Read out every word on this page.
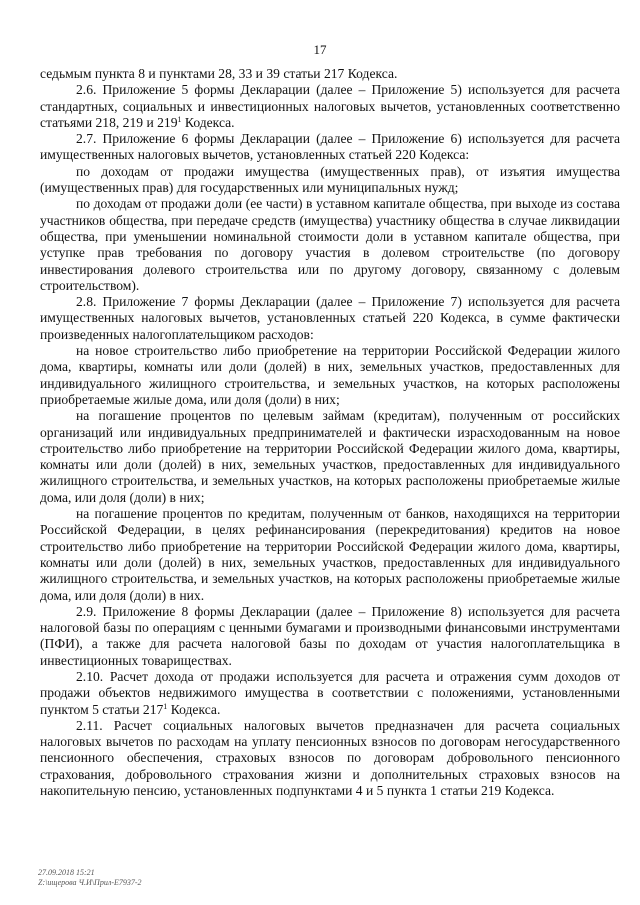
17

седьмым пункта 8 и пунктами 28, 33 и 39 статьи 217 Кодекса.

2.6. Приложение 5 формы Декларации (далее – Приложение 5) используется для расчета стандартных, социальных и инвестиционных налоговых вычетов, установленных соответственно статьями 218, 219 и $219^1$ Кодекса.

2.7. Приложение 6 формы Декларации (далее – Приложение 6) используется для расчета имущественных налоговых вычетов, установленных статьей 220 Кодекса:

по доходам от продажи имущества (имущественных прав), от изъятия имущества (имущественных прав) для государственных или муниципальных нужд;

по доходам от продажи доли (ее части) в уставном капитале общества, при выходе из состава участников общества, при передаче средств (имущества) участнику общества в случае ликвидации общества, при уменьшении номинальной стоимости доли в уставном капитале общества, при уступке прав требования по договору участия в долевом строительстве (по договору инвестирования долевого строительства или по другому договору, связанному с долевым строительством).

2.8. Приложение 7 формы Декларации (далее – Приложение 7) используется для расчета имущественных налоговых вычетов, установленных статьей 220 Кодекса, в сумме фактически произведенных налогоплательщиком расходов:

на новое строительство либо приобретение на территории Российской Федерации жилого дома, квартиры, комнаты или доли (долей) в них, земельных участков, предоставленных для индивидуального жилищного строительства, и земельных участков, на которых расположены приобретаемые жилые дома, или доля (доли) в них;

на погашение процентов по целевым займам (кредитам), полученным от российских организаций или индивидуальных предпринимателей и фактически израсходованным на новое строительство либо приобретение на территории Российской Федерации жилого дома, квартиры, комнаты или доли (долей) в них, земельных участков, предоставленных для индивидуального жилищного строительства, и земельных участков, на которых расположены приобретаемые жилые дома, или доля (доли) в них;

на погашение процентов по кредитам, полученным от банков, находящихся на территории Российской Федерации, в целях рефинансирования (перекредитования) кредитов на новое строительство либо приобретение на территории Российской Федерации жилого дома, квартиры, комнаты или доли (долей) в них, земельных участков, предоставленных для индивидуального жилищного строительства, и земельных участков, на которых расположены приобретаемые жилые дома, или доля (доли) в них.

2.9. Приложение 8 формы Декларации (далее – Приложение 8) используется для расчета налоговой базы по операциям с ценными бумагами и производными финансовыми инструментами (ПФИ), а также для расчета налоговой базы по доходам от участия налогоплательщика в инвестиционных товариществах.

2.10. Расчет дохода от продажи используется для расчета и отражения сумм доходов от продажи объектов недвижимого имущества в соответствии с положениями, установленными пунктом 5 статьи $217^1$ Кодекса.

2.11. Расчет социальных налоговых вычетов предназначен для расчета социальных налоговых вычетов по расходам на уплату пенсионных взносов по договорам негосударственного пенсионного обеспечения, страховых взносов по договорам добровольного пенсионного страхования, добровольного страхования жизни и дополнительных страховых взносов на накопительную пенсию, установленных подпунктами 4 и 5 пункта 1 статьи 219 Кодекса.

27.09.2018 15:21
Z:\ищерова Ч.И\Прил-Е7937-2
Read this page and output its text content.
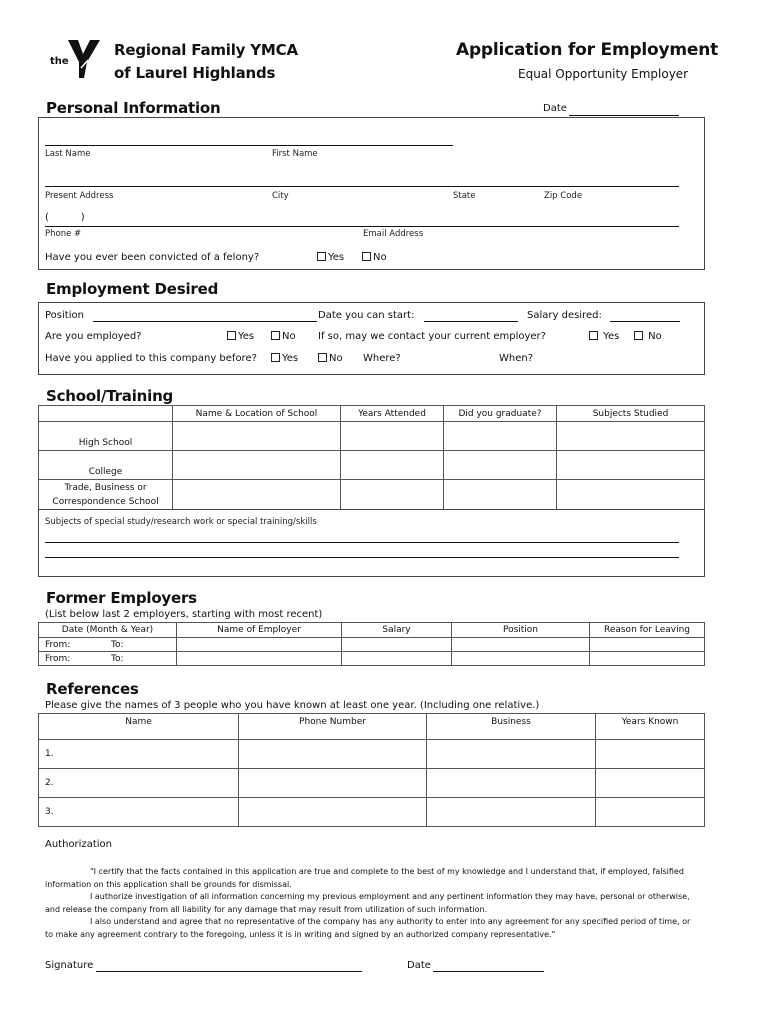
the
Regional Family YMCA
of Laurel Highlands
Application for Employment
Equal Opportunity Employer
Personal Information	Date
Last Name	First Name
Present Address	City	State	Zip Code
(          )
Phone #	Email Address
Have you ever been convicted of a felony?	Yes	No
Employment Desired
Position	Date you can start:	Salary desired:
Are you employed?	Yes	No If so, may we contact your current employer?	Yes	No
Have you applied to this company before?	Yes	No Where?	When?
School/Training
	Name & Location of School	Years Attended	Did you graduate?	Subjects Studied
High School				
College				
Trade, Business or Correspondence School				
Subjects of special study/research work or special training/skills
Former Employers
(List below last 2 employers, starting with most recent)
Date (Month & Year)	Name of Employer	Salary	Position	Reason for Leaving
From: To:				

From: To:				

References
Please give the names of 3 people who you have known at least one year. (Including one relative.)
Name	Phone Number	Business	Years Known
1.			
2.			
3.			
Authorization
"I certify that the facts contained in this application are true and complete to the best of my knowledge and I understand that, if employed, falsified information on this application shall be grounds for dismissal.
I authorize investigation of all information concerning my previous employment and any pertinent information they may have, personal or otherwise, and release the company from all liability for any damage that may result from utilization of such information.
I also understand and agree that no representative of the company has any authority to enter into any agreement for any specified period of time, or to make any agreement contrary to the foregoing, unless it is in writing and signed by an authorized company representative."
Signature	Date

■ ■ ■ ■ ■

* WHAT IS REQUIRED
Reproduce every line above as written, skipping pictures.

* SOLUTION FOR THIS EXERCISE
Read out every word on this page.
17

седьмым пункта 8 и пунктами 28, 33 и 39 статьи 217 Кодекса.

2.6. Приложение 5 формы Декларации (далее – Приложение 5) используется для расчета стандартных, социальных и инвестиционных налоговых вычетов, установленных соответственно статьями 218, 219 и $219^1$ Кодекса.

2.7. Приложение 6 формы Декларации (далее – Приложение 6) используется для расчета имущественных налоговых вычетов, установленных статьей 220 Кодекса:

по доходам от продажи имущества (имущественных прав), от изъятия имущества (имущественных прав) для государственных или муниципальных нужд;

по доходам от продажи доли (ее части) в уставном капитале общества, при выходе из состава участников общества, при передаче средств (имущества) участнику общества в случае ликвидации общества, при уменьшении номинальной стоимости доли в уставном капитале общества, при уступке прав требования по договору участия в долевом строительстве (по договору инвестирования долевого строительства или по другому договору, связанному с долевым строительством).

2.8. Приложение 7 формы Декларации (далее – Приложение 7) используется для расчета имущественных налоговых вычетов, установленных статьей 220 Кодекса, в сумме фактически произведенных налогоплательщиком расходов:

на новое строительство либо приобретение на территории Российской Федерации жилого дома, квартиры, комнаты или доли (долей) в них, земельных участков, предоставленных для индивидуального жилищного строительства, и земельных участков, на которых расположены приобретаемые жилые дома, или доля (доли) в них;

на погашение процентов по целевым займам (кредитам), полученным от российских организаций или индивидуальных предпринимателей и фактически израсходованным на новое строительство либо приобретение на территории Российской Федерации жилого дома, квартиры, комнаты или доли (долей) в них, земельных участков, предоставленных для индивидуального жилищного строительства, и земельных участков, на которых расположены приобретаемые жилые дома, или доля (доли) в них;

на погашение процентов по кредитам, полученным от банков, находящихся на территории Российской Федерации, в целях рефинансирования (перекредитования) кредитов на новое строительство либо приобретение на территории Российской Федерации жилого дома, квартиры, комнаты или доли (долей) в них, земельных участков, предоставленных для индивидуального жилищного строительства, и земельных участков, на которых расположены приобретаемые жилые дома, или доля (доли) в них.

2.9. Приложение 8 формы Декларации (далее – Приложение 8) используется для расчета налоговой базы по операциям с ценными бумагами и производными финансовыми инструментами (ПФИ), а также для расчета налоговой базы по доходам от участия налогоплательщика в инвестиционных товариществах.

2.10. Расчет дохода от продажи используется для расчета и отражения сумм доходов от продажи объектов недвижимого имущества в соответствии с положениями, установленными пунктом 5 статьи $217^1$ Кодекса.

2.11. Расчет социальных налоговых вычетов предназначен для расчета социальных налоговых вычетов по расходам на уплату пенсионных взносов по договорам негосударственного пенсионного обеспечения, страховых взносов по договорам добровольного пенсионного страхования, добровольного страхования жизни и дополнительных страховых взносов на накопительную пенсию, установленных подпунктами 4 и 5 пункта 1 статьи 219 Кодекса.

27.09.2018 15:21
Z:\ищерова Ч.И\Прил-Е7937-2
Read this page and output its text content.
the
Regional Family YMCA
of Laurel Highlands
Application for Employment
Equal Opportunity Employer
Personal Information	Date
Last Name	First Name
Present Address	City	State	Zip Code
(          )
Phone #	Email Address
Have you ever been convicted of a felony?	Yes	No
Employment Desired
Position	Date you can start:	Salary desired:
Are you employed?	Yes	No If so, may we contact your current employer?	Yes	No
Have you applied to this company before?	Yes	No Where?	When?
School/Training
	Name & Location of School	Years Attended	Did you graduate?	Subjects Studied
High School				
College				
Trade, Business or Correspondence School				
Subjects of special study/research work or special training/skills
Former Employers
(List below last 2 employers, starting with most recent)
Date (Month & Year)	Name of Employer	Salary	Position	Reason for Leaving
From: To:				

From: To:				

References
Please give the names of 3 people who you have known at least one year. (Including one relative.)
Name	Phone Number	Business	Years Known
1.			
2.			
3.			
Authorization
"I certify that the facts contained in this application are true and complete to the best of my knowledge and I understand that, if employed, falsified information on this application shall be grounds for dismissal.
I authorize investigation of all information concerning my previous employment and any pertinent information they may have, personal or otherwise, and release the company from all liability for any damage that may result from utilization of such information.
I also understand and agree that no representative of the company has any authority to enter into any agreement for any specified period of time, or to make any agreement contrary to the foregoing, unless it is in writing and signed by an authorized company representative."
Signature	Date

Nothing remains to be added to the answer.